Everything in the listing should be restated word for word.
========================
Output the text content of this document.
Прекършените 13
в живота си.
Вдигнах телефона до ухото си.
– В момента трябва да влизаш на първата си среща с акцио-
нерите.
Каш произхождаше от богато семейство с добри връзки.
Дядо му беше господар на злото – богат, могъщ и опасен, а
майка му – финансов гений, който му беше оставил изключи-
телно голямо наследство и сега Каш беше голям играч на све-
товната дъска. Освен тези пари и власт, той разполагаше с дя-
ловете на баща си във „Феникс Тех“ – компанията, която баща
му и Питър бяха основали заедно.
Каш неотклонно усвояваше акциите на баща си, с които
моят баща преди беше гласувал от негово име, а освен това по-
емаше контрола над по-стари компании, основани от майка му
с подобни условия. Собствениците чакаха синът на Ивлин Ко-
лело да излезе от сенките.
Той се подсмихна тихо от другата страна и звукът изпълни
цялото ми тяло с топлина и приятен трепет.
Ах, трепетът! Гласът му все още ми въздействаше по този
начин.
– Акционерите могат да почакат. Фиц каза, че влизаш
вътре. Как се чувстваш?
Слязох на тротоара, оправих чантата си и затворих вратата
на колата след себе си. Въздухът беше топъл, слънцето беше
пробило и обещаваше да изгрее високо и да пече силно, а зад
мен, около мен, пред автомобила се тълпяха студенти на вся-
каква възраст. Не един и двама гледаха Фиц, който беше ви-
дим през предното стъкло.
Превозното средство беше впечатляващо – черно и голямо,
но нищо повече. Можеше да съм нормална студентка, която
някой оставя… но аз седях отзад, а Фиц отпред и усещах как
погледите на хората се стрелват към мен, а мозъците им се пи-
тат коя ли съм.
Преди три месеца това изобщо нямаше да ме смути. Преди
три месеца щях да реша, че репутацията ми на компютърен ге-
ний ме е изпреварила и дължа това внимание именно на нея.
========================
Problem solution
Output the text content of this document.
Прекършените 13
в живота си.
Вдигнах телефона до ухото си.
– В момента трябва да влизаш на първата си среща с акцио-
нерите.
Каш произхождаше от богато семейство с добри връзки.
Дядо му беше господар на злото – богат, могъщ и опасен, а
майка му – финансов гений, който му беше оставил изключи-
телно голямо наследство и сега Каш беше голям играч на све-
товната дъска. Освен тези пари и власт, той разполагаше с дя-
ловете на баща си във „Феникс Тех“ – компанията, която баща
му и Питър бяха основали заедно.
Каш неотклонно усвояваше акциите на баща си, с които
моят баща преди беше гласувал от негово име, а освен това по-
емаше контрола над по-стари компании, основани от майка му
с подобни условия. Собствениците чакаха синът на Ивлин Ко-
лело да излезе от сенките.
Той се подсмихна тихо от другата страна и звукът изпълни
цялото ми тяло с топлина и приятен трепет.
Ах, трепетът! Гласът му все още ми въздействаше по този
начин.
– Акционерите могат да почакат. Фиц каза, че влизаш
вътре. Как се чувстваш?
Слязох на тротоара, оправих чантата си и затворих вратата
на колата след себе си. Въздухът беше топъл, слънцето беше
пробило и обещаваше да изгрее високо и да пече силно, а зад
мен, около мен, пред автомобила се тълпяха студенти на вся-
каква възраст. Не един и двама гледаха Фиц, който беше ви-
дим през предното стъкло.
Превозното средство беше впечатляващо – черно и голямо,
но нищо повече. Можеше да съм нормална студентка, която
някой оставя… но аз седях отзад, а Фиц отпред и усещах как
погледите на хората се стрелват към мен, а мозъците им се пи-
тат коя ли съм.
Преди три месеца това изобщо нямаше да ме смути. Преди
три месеца щях да реша, че репутацията ми на компютърен ге-
ний ме е изпреварила и дължа това внимание именно на нея.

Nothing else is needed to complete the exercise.